→ **To do**:
All lines in which the word "name" occurs are to be extracted.

→ **Information given**:

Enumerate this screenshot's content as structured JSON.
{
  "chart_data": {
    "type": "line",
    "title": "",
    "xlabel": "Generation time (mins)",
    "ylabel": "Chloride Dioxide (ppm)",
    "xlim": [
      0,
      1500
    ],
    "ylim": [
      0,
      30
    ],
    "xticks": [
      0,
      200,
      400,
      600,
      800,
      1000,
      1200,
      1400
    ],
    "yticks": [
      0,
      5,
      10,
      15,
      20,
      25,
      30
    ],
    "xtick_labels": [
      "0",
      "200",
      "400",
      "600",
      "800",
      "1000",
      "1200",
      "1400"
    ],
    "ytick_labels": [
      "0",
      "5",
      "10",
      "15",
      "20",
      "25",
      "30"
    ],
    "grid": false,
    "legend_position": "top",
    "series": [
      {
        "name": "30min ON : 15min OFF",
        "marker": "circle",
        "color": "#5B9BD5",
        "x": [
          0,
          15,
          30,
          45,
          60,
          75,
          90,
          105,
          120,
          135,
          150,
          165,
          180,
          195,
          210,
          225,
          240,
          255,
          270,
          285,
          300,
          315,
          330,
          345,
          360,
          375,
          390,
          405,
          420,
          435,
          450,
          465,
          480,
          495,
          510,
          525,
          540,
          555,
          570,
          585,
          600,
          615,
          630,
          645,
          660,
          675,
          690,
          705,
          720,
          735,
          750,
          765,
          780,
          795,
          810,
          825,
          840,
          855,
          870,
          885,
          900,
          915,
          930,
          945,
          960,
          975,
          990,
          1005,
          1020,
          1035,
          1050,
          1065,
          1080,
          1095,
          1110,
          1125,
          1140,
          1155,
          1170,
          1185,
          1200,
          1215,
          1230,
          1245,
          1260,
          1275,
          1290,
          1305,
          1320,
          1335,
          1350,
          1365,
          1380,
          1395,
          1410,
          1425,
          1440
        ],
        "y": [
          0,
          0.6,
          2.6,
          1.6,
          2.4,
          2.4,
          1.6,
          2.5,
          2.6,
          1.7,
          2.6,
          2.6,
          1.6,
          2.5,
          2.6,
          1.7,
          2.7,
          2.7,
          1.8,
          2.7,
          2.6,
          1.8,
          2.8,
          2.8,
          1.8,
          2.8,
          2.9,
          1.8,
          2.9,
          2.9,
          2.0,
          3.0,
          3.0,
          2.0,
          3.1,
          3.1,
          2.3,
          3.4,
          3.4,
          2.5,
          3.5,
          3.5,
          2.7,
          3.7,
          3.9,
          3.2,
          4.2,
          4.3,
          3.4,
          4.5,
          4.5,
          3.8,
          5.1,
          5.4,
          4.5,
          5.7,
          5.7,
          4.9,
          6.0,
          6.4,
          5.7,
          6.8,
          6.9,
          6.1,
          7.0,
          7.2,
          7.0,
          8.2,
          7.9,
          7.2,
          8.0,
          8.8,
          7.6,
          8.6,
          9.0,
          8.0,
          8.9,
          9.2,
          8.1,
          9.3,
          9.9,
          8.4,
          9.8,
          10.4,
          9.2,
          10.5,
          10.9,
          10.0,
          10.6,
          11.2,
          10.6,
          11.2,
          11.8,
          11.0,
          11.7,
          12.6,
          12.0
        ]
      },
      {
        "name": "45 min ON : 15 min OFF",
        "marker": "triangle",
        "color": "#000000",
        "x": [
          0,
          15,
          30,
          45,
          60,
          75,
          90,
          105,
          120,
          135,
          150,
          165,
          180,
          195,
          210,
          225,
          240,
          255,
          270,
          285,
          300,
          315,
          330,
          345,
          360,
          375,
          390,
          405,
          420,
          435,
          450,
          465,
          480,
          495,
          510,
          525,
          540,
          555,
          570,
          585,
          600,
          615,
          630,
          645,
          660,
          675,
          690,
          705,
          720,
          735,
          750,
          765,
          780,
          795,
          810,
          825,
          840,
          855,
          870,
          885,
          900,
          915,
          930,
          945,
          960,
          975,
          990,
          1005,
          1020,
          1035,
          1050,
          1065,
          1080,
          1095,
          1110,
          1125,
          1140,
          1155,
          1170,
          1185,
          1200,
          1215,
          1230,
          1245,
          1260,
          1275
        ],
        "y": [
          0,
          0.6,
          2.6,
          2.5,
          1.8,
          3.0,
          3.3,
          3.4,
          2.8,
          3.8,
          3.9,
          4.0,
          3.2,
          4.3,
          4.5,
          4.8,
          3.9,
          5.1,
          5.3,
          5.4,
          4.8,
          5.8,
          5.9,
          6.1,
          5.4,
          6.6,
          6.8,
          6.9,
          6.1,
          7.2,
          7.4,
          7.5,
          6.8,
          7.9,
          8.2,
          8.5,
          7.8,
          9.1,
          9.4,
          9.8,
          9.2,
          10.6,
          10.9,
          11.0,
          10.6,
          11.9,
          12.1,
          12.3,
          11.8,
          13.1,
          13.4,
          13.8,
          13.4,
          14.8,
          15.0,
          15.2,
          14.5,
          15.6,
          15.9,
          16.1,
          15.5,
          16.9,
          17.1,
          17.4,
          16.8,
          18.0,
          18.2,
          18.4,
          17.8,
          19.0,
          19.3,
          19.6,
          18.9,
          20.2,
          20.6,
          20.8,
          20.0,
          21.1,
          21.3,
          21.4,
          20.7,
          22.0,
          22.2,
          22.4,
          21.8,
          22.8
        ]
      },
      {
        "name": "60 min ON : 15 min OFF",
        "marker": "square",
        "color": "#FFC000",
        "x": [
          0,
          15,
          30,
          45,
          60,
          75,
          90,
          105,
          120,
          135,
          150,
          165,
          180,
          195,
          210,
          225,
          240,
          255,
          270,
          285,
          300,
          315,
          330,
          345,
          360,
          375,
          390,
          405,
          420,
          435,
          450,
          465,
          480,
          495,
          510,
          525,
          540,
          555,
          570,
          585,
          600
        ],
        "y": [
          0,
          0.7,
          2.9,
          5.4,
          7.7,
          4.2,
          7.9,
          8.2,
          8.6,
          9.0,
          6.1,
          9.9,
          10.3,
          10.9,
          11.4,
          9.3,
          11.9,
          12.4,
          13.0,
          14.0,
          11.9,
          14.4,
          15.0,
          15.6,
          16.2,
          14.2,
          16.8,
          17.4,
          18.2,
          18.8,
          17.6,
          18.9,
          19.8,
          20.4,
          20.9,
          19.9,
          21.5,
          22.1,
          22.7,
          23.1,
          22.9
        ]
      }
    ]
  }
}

→ **Reply**:
        "name": "30min ON : 15min OFF",
        "name": "45 min ON : 15 min OFF",
        "name": "60 min ON : 15 min OFF",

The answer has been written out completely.